- _WHAT YOU HAVE TO DO_:
Pick out each line of the records that includes the string "After", and copy it.

- _RAW DATA_:
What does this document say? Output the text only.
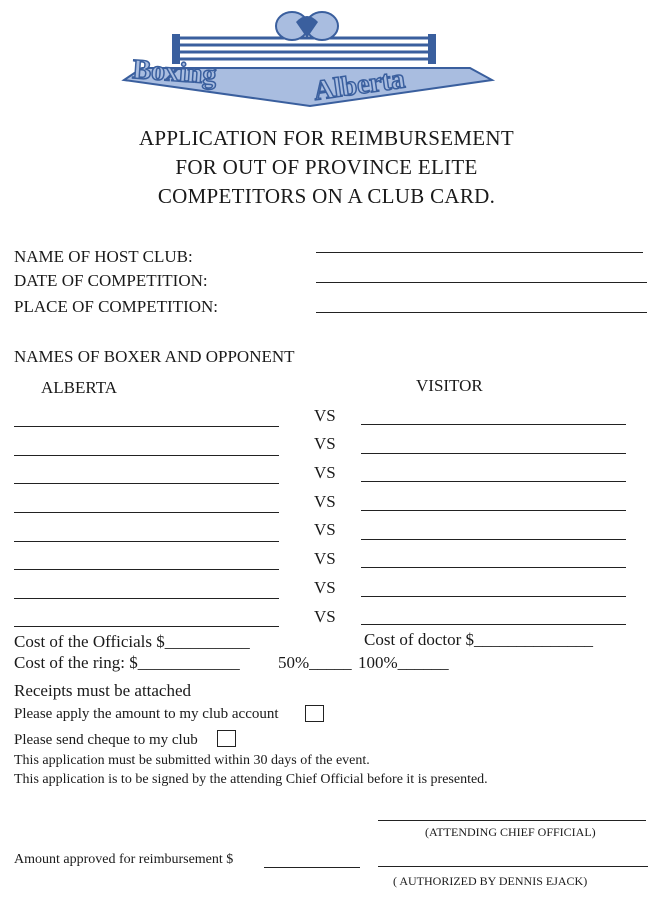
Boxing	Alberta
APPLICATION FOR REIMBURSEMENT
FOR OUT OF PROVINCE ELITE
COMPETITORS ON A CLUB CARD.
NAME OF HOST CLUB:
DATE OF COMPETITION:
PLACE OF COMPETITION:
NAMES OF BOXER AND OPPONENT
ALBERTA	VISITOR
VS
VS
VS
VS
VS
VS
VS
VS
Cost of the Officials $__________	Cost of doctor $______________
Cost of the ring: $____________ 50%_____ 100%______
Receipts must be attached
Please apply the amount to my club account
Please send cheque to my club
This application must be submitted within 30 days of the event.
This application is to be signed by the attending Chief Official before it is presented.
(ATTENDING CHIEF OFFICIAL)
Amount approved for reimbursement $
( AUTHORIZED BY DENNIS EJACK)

* * *

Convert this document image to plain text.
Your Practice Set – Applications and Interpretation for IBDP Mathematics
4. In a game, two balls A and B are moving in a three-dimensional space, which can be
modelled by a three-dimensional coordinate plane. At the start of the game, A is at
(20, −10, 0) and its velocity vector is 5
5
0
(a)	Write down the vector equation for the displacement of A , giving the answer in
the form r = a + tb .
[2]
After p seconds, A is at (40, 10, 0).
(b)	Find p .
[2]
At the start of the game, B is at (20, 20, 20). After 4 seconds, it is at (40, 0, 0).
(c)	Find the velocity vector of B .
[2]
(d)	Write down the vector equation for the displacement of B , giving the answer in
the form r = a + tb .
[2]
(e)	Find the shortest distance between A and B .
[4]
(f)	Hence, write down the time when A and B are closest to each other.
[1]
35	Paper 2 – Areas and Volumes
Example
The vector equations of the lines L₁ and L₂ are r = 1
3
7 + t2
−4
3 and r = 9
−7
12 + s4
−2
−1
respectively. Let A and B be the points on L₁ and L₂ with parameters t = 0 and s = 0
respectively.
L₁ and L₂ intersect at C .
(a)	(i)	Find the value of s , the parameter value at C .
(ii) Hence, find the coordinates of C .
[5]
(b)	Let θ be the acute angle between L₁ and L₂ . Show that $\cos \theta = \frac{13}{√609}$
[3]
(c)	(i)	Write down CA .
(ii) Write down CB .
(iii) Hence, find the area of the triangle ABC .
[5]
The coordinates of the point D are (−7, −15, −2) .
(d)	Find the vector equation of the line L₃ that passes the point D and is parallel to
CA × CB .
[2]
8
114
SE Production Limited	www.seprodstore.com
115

- _RESULT_:
After p seconds, A is at (40, 10, 0).
At the start of the game, B is at (20, 20, 20). After 4 seconds, it is at (40, 0, 0).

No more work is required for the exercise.